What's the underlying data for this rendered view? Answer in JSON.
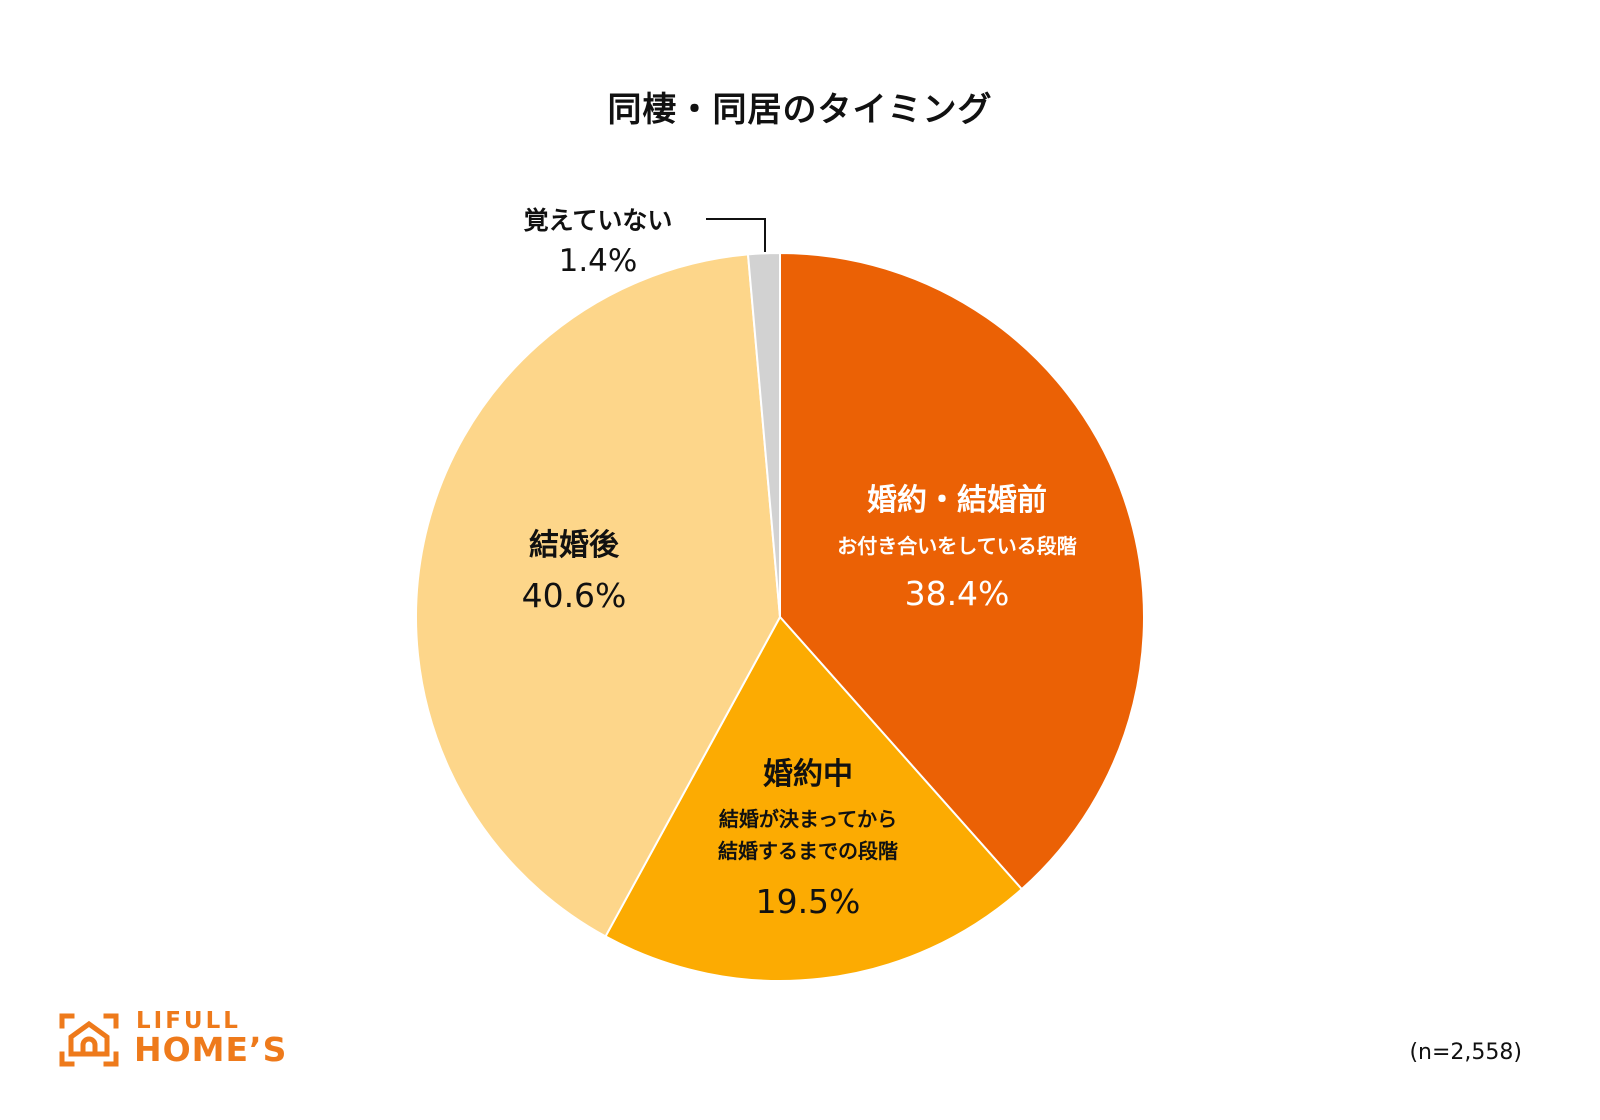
{
  "chart_data": {
    "type": "pie",
    "title": "同棲・同居のタイミング",
    "slices": [
      {
        "name": "婚約・結婚前",
        "sub": "お付き合いをしている段階",
        "value": 38.4,
        "label": "38.4%",
        "color": "#eb6105",
        "text_color": "#ffffff"
      },
      {
        "name": "婚約中",
        "sub": "結婚が決まってから\n結婚するまでの段階",
        "value": 19.5,
        "label": "19.5%",
        "color": "#fcab02",
        "text_color": "#111111"
      },
      {
        "name": "結婚後",
        "sub": "",
        "value": 40.6,
        "label": "40.6%",
        "color": "#fdd68a",
        "text_color": "#111111"
      },
      {
        "name": "覚えていない",
        "sub": "",
        "value": 1.4,
        "label": "1.4%",
        "color": "#d2d2d2",
        "text_color": "#111111"
      }
    ],
    "note": "(n=2,558)"
  },
  "logo": {
    "line1": "LIFULL",
    "line2": "HOME’S",
    "color": "#ee7a1b"
  }
}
────────────────────────────────────────
→ **Stated task**: Your task is to retype all the entries exactly and leave out any pictures.

→ **Exercise solution**:
What's the underlying data for this rendered view? Answer in JSON.
{
  "chart_data": {
    "type": "pie",
    "title": "同棲・同居のタイミング",
    "slices": [
      {
        "name": "婚約・結婚前",
        "sub": "お付き合いをしている段階",
        "value": 38.4,
        "label": "38.4%",
        "color": "#eb6105",
        "text_color": "#ffffff"
      },
      {
        "name": "婚約中",
        "sub": "結婚が決まってから\n結婚するまでの段階",
        "value": 19.5,
        "label": "19.5%",
        "color": "#fcab02",
        "text_color": "#111111"
      },
      {
        "name": "結婚後",
        "sub": "",
        "value": 40.6,
        "label": "40.6%",
        "color": "#fdd68a",
        "text_color": "#111111"
      },
      {
        "name": "覚えていない",
        "sub": "",
        "value": 1.4,
        "label": "1.4%",
        "color": "#d2d2d2",
        "text_color": "#111111"
      }
    ],
    "note": "(n=2,558)"
  },
  "logo": {
    "line1": "LIFULL",
    "line2": "HOME’S",
    "color": "#ee7a1b"
  }
}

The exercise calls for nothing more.